*STATED PROBLEM*. Below are the entries; state how many of their lines contain the string "Basco", and nothing more.

*Dataset items*.

----------

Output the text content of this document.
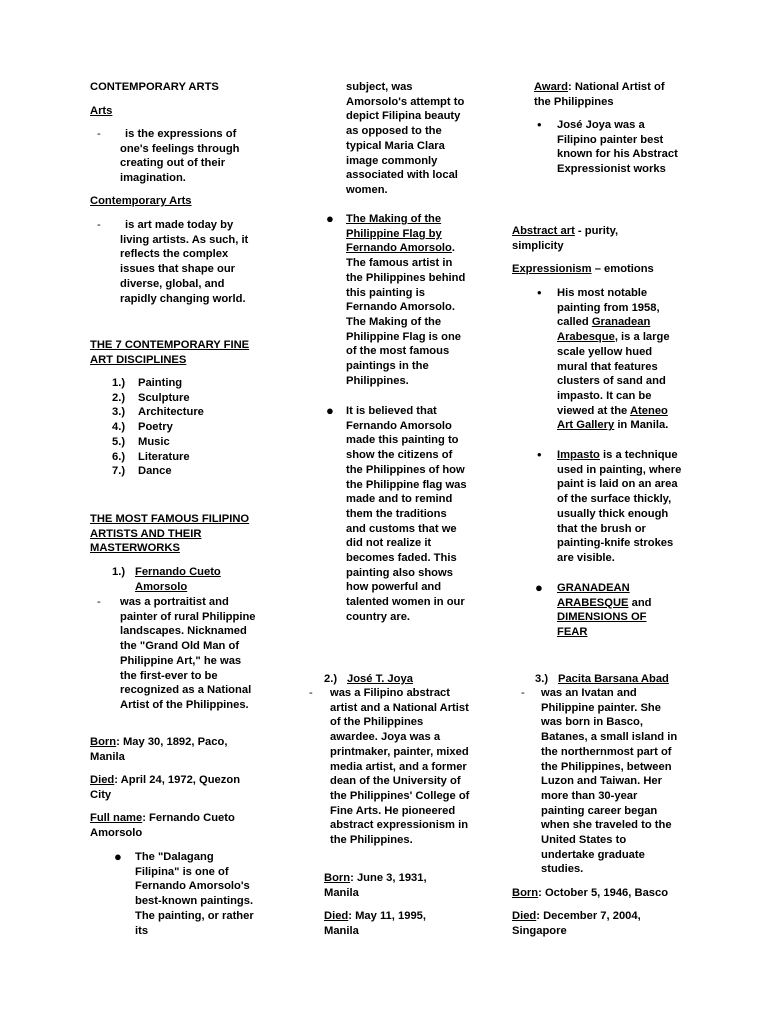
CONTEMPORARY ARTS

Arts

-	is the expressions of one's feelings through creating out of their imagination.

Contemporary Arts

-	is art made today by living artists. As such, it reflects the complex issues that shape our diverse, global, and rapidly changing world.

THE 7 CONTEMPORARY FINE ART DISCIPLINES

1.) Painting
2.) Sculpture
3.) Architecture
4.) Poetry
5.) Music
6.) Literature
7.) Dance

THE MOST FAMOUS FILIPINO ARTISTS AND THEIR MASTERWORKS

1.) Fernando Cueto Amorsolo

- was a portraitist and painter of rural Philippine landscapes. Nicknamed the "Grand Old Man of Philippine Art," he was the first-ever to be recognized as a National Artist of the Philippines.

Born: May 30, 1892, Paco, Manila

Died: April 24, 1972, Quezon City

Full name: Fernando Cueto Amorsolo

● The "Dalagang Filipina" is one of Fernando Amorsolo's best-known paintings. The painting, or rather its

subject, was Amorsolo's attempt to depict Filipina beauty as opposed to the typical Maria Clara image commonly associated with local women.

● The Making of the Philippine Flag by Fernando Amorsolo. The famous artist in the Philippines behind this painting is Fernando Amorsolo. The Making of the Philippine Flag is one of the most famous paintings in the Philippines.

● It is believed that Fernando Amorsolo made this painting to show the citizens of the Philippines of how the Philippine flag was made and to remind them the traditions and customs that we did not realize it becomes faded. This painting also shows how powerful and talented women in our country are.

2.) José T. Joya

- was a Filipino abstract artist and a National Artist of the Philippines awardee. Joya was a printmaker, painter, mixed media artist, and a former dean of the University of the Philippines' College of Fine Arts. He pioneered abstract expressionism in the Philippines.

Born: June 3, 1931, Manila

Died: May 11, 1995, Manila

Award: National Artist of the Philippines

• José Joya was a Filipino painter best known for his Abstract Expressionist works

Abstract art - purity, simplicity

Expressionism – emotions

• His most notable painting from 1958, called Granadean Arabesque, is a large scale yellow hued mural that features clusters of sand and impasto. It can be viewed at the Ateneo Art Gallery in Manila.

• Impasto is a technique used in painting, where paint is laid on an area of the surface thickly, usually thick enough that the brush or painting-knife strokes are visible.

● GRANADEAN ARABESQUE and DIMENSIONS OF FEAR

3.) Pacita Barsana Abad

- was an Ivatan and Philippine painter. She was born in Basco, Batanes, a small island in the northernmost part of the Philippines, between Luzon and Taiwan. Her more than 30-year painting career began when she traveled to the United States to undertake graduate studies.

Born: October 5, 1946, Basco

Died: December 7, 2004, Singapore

----------

*SOLUTION FOR THIS TASK*. 2